Stated task: Can you output the material exactly as written, minus any pictures it holds?

-.-.-

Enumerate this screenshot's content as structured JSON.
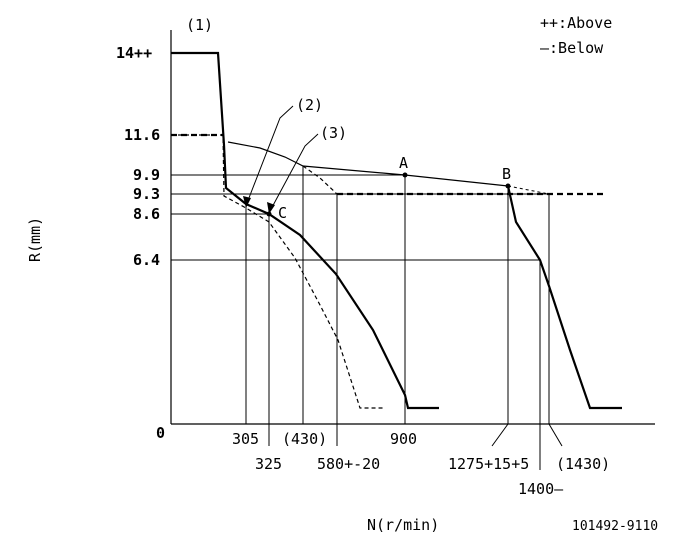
{
  "legend": {
    "above": "++:Above",
    "below": "—:Below"
  },
  "axes": {
    "y_title": "R(mm)",
    "x_title": "N(r/min)",
    "origin": "0"
  },
  "y_ticks": [
    "14++",
    "11.6",
    "9.9",
    "9.3",
    "8.6",
    "6.4"
  ],
  "x_ticks": [
    "305",
    "(430)",
    "900",
    "325",
    "580+-20",
    "1275+15+5",
    "(1430)",
    "1400—"
  ],
  "callouts": {
    "c1": "(1)",
    "c2": "(2)",
    "c3": "(3)"
  },
  "points": {
    "A": "A",
    "B": "B",
    "C": "C"
  },
  "reference": "101492-9110"
}
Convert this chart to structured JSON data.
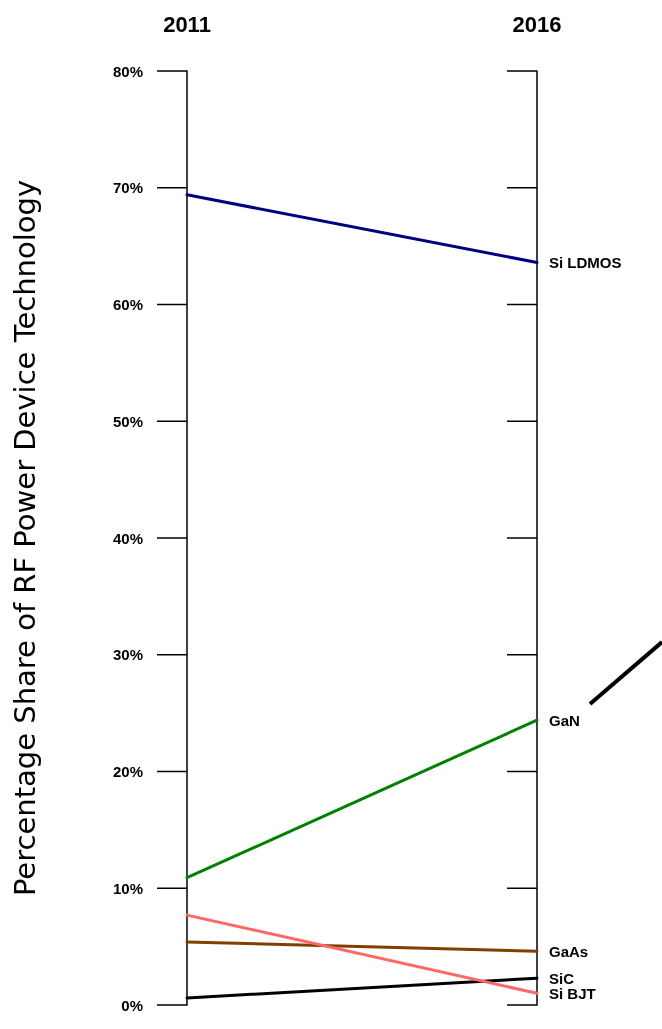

-.-.-

The response:
Enumerate this screenshot's content as structured JSON.
{
  "legend": {
    "above": "++:Above",
    "below": "—:Below"
  },
  "axes": {
    "y_title": "R(mm)",
    "x_title": "N(r/min)",
    "origin": "0"
  },
  "y_ticks": [
    "14++",
    "11.6",
    "9.9",
    "9.3",
    "8.6",
    "6.4"
  ],
  "x_ticks": [
    "305",
    "(430)",
    "900",
    "325",
    "580+-20",
    "1275+15+5",
    "(1430)",
    "1400—"
  ],
  "callouts": {
    "c1": "(1)",
    "c2": "(2)",
    "c3": "(3)"
  },
  "points": {
    "A": "A",
    "B": "B",
    "C": "C"
  },
  "reference": "101492-9110"
}
Convert this chart to structured JSON data.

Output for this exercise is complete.